Exercise task: Locate the line containing "Extract the structured" in the data below. Reproduce it and every following line up to the end, exactly as given.

====== Records for the task

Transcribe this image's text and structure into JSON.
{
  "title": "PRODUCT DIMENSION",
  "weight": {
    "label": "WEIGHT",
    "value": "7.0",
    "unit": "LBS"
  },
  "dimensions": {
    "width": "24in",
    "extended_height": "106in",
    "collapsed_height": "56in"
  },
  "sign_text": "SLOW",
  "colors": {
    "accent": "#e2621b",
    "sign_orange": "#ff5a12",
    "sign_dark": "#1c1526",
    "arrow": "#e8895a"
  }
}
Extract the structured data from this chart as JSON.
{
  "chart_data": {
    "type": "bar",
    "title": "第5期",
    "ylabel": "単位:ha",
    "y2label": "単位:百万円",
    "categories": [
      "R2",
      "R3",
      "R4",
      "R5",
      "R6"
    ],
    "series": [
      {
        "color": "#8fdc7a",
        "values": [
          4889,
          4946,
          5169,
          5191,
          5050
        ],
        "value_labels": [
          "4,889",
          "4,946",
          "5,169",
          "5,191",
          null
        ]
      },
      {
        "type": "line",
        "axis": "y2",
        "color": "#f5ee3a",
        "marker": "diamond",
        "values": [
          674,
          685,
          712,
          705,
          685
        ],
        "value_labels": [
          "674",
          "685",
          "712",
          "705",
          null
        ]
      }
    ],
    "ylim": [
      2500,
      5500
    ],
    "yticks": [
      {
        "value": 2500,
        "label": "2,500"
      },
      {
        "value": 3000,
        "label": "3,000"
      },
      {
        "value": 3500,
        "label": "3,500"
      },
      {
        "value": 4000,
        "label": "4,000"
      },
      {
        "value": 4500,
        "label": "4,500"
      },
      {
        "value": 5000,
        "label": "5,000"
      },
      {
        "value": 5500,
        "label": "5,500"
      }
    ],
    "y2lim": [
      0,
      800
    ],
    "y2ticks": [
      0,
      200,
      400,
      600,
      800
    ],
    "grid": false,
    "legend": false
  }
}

============

Response for this exercise:
Extract the structured data from this chart as JSON.
{
  "chart_data": {
    "type": "bar",
    "title": "第5期",
    "ylabel": "単位:ha",
    "y2label": "単位:百万円",
    "categories": [
      "R2",
      "R3",
      "R4",
      "R5",
      "R6"
    ],
    "series": [
      {
        "color": "#8fdc7a",
        "values": [
          4889,
          4946,
          5169,
          5191,
          5050
        ],
        "value_labels": [
          "4,889",
          "4,946",
          "5,169",
          "5,191",
          null
        ]
      },
      {
        "type": "line",
        "axis": "y2",
        "color": "#f5ee3a",
        "marker": "diamond",
        "values": [
          674,
          685,
          712,
          705,
          685
        ],
        "value_labels": [
          "674",
          "685",
          "712",
          "705",
          null
        ]
      }
    ],
    "ylim": [
      2500,
      5500
    ],
    "yticks": [
      {
        "value": 2500,
        "label": "2,500"
      },
      {
        "value": 3000,
        "label": "3,000"
      },
      {
        "value": 3500,
        "label": "3,500"
      },
      {
        "value": 4000,
        "label": "4,000"
      },
      {
        "value": 4500,
        "label": "4,500"
      },
      {
        "value": 5000,
        "label": "5,000"
      },
      {
        "value": 5500,
        "label": "5,500"
      }
    ],
    "y2lim": [
      0,
      800
    ],
    "y2ticks": [
      0,
      200,
      400,
      600,
      800
    ],
    "grid": false,
    "legend": false
  }
}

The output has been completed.